#### DOCUMENT EXCERPT:
Start
[XLA:CPU] More accurate expm1 when x is small, take two

We approximate it with: expm1(x) = tanh(x/2)*(exp(x)+1) Additional care is taken to handle the case when x/2 underflows but x does not by simply approximating the result with x itself. Yet further care must be taken to handle the case when exp(x) would not be all that close to 1, in which case we simply use: expm1(x) = exp(x)-1 The pseudo-code for this is roughly: if x/2 == 0: return x exp_x = exp(x) if |x| > .5: return exp_x - 1 return tanh(x/2)*(exp_x+1) The actual code sequence emitted preserves vectorization in the case where different lanes observe inputs where the magnitudes are entirely different. This suffices to get us within a relative error of 4.76e-7 or about eight ULPs when compared against libm. PiperOrigin-RevId: 358861023 Change-Id: I4a51ec8e2a16a95b6cbaa2af3305ce3a16201c54
2021-02-22 11:16:22 -08:00 · 2021-02-22 11:16:22 -08:00 · 1e135c54c5
commit 1e135c54c5
parent 4856f23a49
5 changed files with 50 additions and 19 deletions
--- a/tensorflow/compiler/xla/service/cpu/ir_emitter.cc
+++ b/tensorflow/compiler/xla/service/cpu/ir_emitter.cc
@ -2551,6 +2551,23 @@ llvm::Value* IrEmitter::EmitPrintf(absl::string_view fmt,
      call_args);
 }

+llvm::Value* IrEmitter::EmitFprintf(absl::string_view fmt,
+                                    absl::Span<llvm::Value* const> arguments) {
+  llvm::Type* ptr_ty = b_.getInt8Ty()->getPointerTo();
+  auto stderr_symbol =
+      b_.GetInsertBlock()->getParent()->getParent()->getOrInsertGlobal("stderr",
+                                                                       ptr_ty);
+  std::vector<llvm::Value*> call_args;
+  call_args.push_back(b_.CreateLoad(stderr_symbol));
+  call_args.push_back(b_.CreateGlobalStringPtr(llvm_ir::AsStringRef(fmt)));
+  absl::c_copy(arguments, std::back_inserter(call_args));
+  return b_.CreateCall(
+      b_.GetInsertBlock()->getParent()->getParent()->getOrInsertFunction(
+          "fprintf", llvm::FunctionType::get(b_.getInt32Ty(), {ptr_ty, ptr_ty},
+                                             /*isVarArg=*/true)),
+      call_args);
+}
+
 llvm::Value* IrEmitter::EmitCallToFunc(
    std::string func_name, const std::vector<llvm::Value*>& arguments,
    llvm::Type* return_type, bool does_not_throw, bool only_accesses_arg_memory,
--- a/tensorflow/compiler/xla/service/cpu/ir_emitter.h
+++ b/tensorflow/compiler/xla/service/cpu/ir_emitter.h
@ -418,6 +418,8 @@ class IrEmitter : public DfsHloVisitorWithDefault,
  // Emits printing during the execution.
End
#### DATA SECTION:
Start
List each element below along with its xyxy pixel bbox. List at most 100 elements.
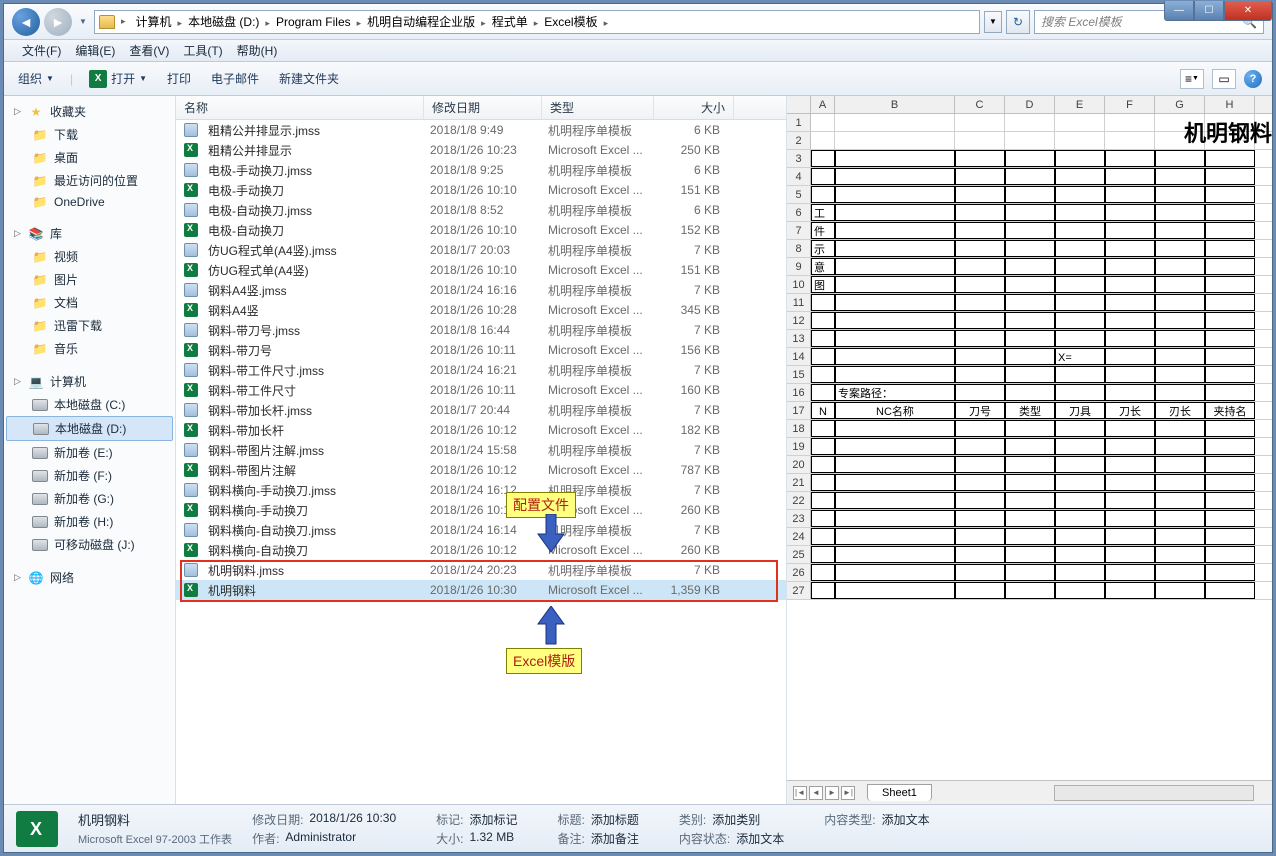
End
#### PROMPT A:
In the expm1 commit, rewrite the paragraph beginning "We approximate it with:" as a short bulleted list that keeps its main facts.
#### PROMPT B:
Answer these questions from the expm1 commit, one line each:
(i) What relative error does the new approximation achieve when compared against libm?
(ii) How many files does the commit change, and how many additions and deletions does it make?
(iii) Which global symbol does the new EmitFprintf function load to pass as its first call argument?
#### PROMPT C:
Continue the expm1 commit from its last line.

#### TASK ANSWER A:
- Approximates expm1(x) as tanh(x/2)*(exp(x)+1).
- If x/2 underflows to zero but x does not, returns x itself.
- If |x| > 0.5, exp(x) is not close to 1, so it uses exp(x)-1 instead.
- The emitted code keeps vectorization when different lanes get inputs of very different magnitudes.
- The result stays within a relative error of 4.76e-7 (about eight ULPs) of libm.
- PiperOrigin-RevId: 358861023; Change-Id: I4a51ec8e2a16a95b6cbaa2af3305ce3a16201c54.

#### TASK ANSWER B:
(i) 4.76e-7, or about eight ULPs.
(ii) 5 files, with 50 additions and 19 deletions.
(iii) "stderr".

#### TASK ANSWER C:
  llvm::Value* EmitPrintf(absl::string_view fmt,
                          absl::Span<llvm::Value* const> arguments);
+  llvm::Value* EmitFprintf(absl::string_view fmt,
+                           absl::Span<llvm::Value* const> arguments);

  // Emits a call to a non-variadic function `func_name` with arguments
  // `arguments` assuming C calling convention.
--- a/tensorflow/compiler/xla/service/cpu/simple_orc_jit.cc
+++ b/tensorflow/compiler/xla/service/cpu/simple_orc_jit.cc
@ -237,7 +237,10 @@ namespace {
 bool RegisterKnownJITSymbols() {
  xla::CustomCallTargetRegistry* registry =
      xla::CustomCallTargetRegistry::Global();
+  registry->Register("fprintf", reinterpret_cast<void*>(&fprintf), "Host");
  registry->Register("printf", reinterpret_cast<void*>(&printf), "Host");
+  registry->Register("stderr", reinterpret_cast<void*>(&stderr), "Host");
+  registry->Register("puts", reinterpret_cast<void*>(&puts), "Host");

 #define REGISTER_CPU_RUNTIME_SYMBOL(base_name)                               \
  do {                                                                       \
--- a/tensorflow/compiler/xla/service/elemental_ir_emitter.cc
+++ b/tensorflow/compiler/xla/service/elemental_ir_emitter.cc
@ -1424,25 +1424,24 @@ StatusOr<llvm::Value*> ElementalIrEmitter::EmitExpm1(PrimitiveType prim_type,
  auto type = llvm_ir::PrimitiveTypeToIrType(prim_type, module_);
  auto one = llvm::ConstantFP::get(type, 1.0);
  auto half = llvm::ConstantFP::get(type, 0.5);
-  // When the exponent is large, the naive evaluation of e^(x) - 1 is more
-  // accurate than the Taylor series.
-  TF_ASSIGN_OR_RETURN(auto exp_x, EmitExp(prim_type, value, ""));
-  auto for_large_x = FSub(exp_x, one);
-  // The Taylor series for exp(x) is 1 + x + x^2/2 + x^3/6 + ….
-  // We want exp(x)-1 which is x + x^2/2 + x^3/6 + ….
-  // We use the second degree approximation of exp(x)-1 = x + x^2/2.
-  auto x_squared = FMul(x, x);
-  auto x_squared_over_two = FMul(x_squared, half);
-  auto for_small_x = FAdd(x, x_squared_over_two);
-  // At this point, the relative errors due to floating point precision loss of
-  // calculating exp(x) - 1 and the polynomial exp(x)-1 = x + x^2/2 are about
-  // equal, with a value of approximately 2^-16.
-  const auto kExponentIsSmallThreshold = 0.009;
+  auto zero = llvm::ConstantFP::get(type, 0.0);
+
+  // expm1(x) == tanh(x/2)*(exp(x)+1)
+  // x/2 can underflow, if it does we approximate expm1 with x.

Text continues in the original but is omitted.